Omit the pictures, then write out every entry exactly as it reads.
◆ ◆ ◆ ◆
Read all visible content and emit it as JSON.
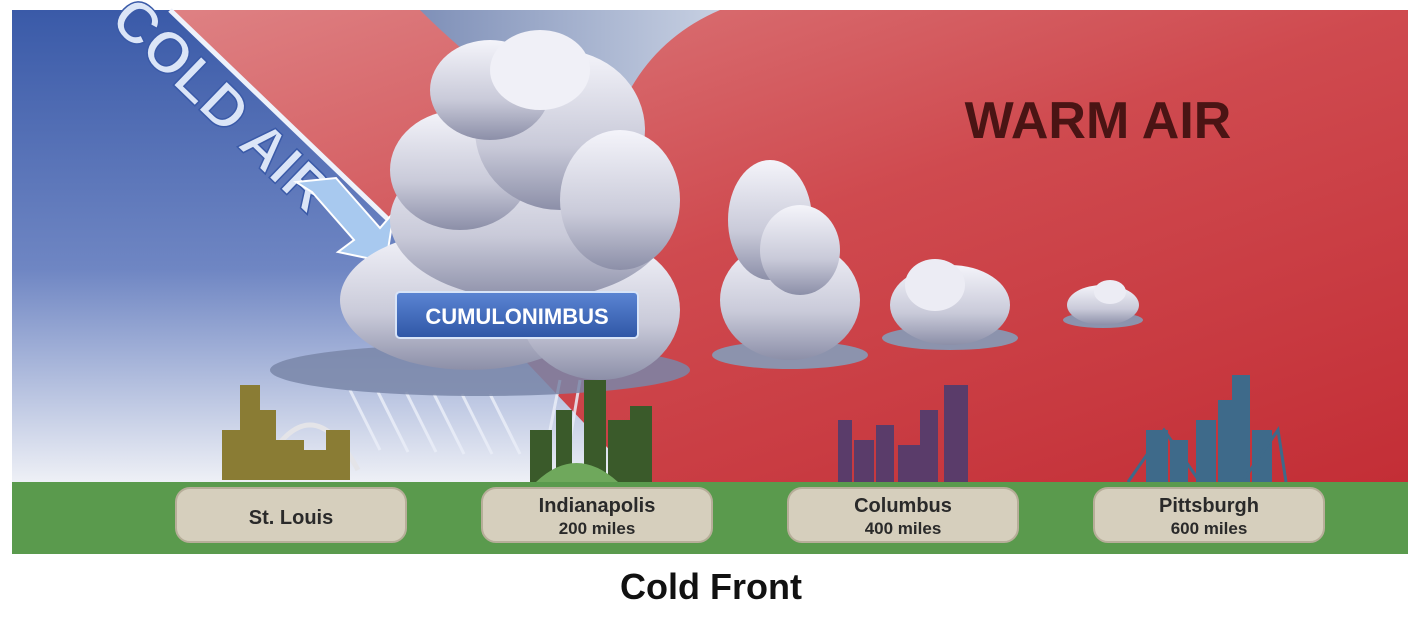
{
  "air_masses": {
    "cold": "COLD AIR",
    "warm": "WARM AIR"
  },
  "cloud_label": "CUMULONIMBUS",
  "cities": [
    {
      "name": "St. Louis",
      "distance": ""
    },
    {
      "name": "Indianapolis",
      "distance": "200 miles"
    },
    {
      "name": "Columbus",
      "distance": "400 miles"
    },
    {
      "name": "Pittsburgh",
      "distance": "600 miles"
    }
  ],
  "caption": "Cold Front",
  "colors": {
    "cold_air": "#3f5fa8",
    "warm_air": "#c8383f",
    "ground": "#5a9a4d",
    "label_plate": "#d6cfbd",
    "cloud_label_bg": "#3f67b8"
  }
}
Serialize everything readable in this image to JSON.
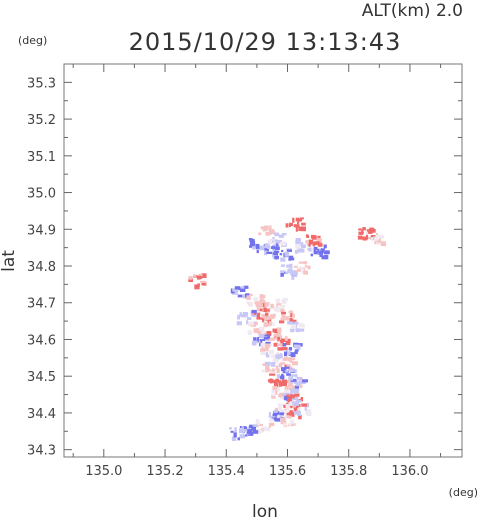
◆ ◆ ◆ ◆
> [Written solution]:
Read all visible content and emit it as JSON.
{
  "air_masses": {
    "cold": "COLD AIR",
    "warm": "WARM AIR"
  },
  "cloud_label": "CUMULONIMBUS",
  "cities": [
    {
      "name": "St. Louis",
      "distance": ""
    },
    {
      "name": "Indianapolis",
      "distance": "200 miles"
    },
    {
      "name": "Columbus",
      "distance": "400 miles"
    },
    {
      "name": "Pittsburgh",
      "distance": "600 miles"
    }
  ],
  "caption": "Cold Front",
  "colors": {
    "cold_air": "#3f5fa8",
    "warm_air": "#c8383f",
    "ground": "#5a9a4d",
    "label_plate": "#d6cfbd",
    "cloud_label_bg": "#3f67b8"
  }
}
Serialize everything readable in this image to JSON.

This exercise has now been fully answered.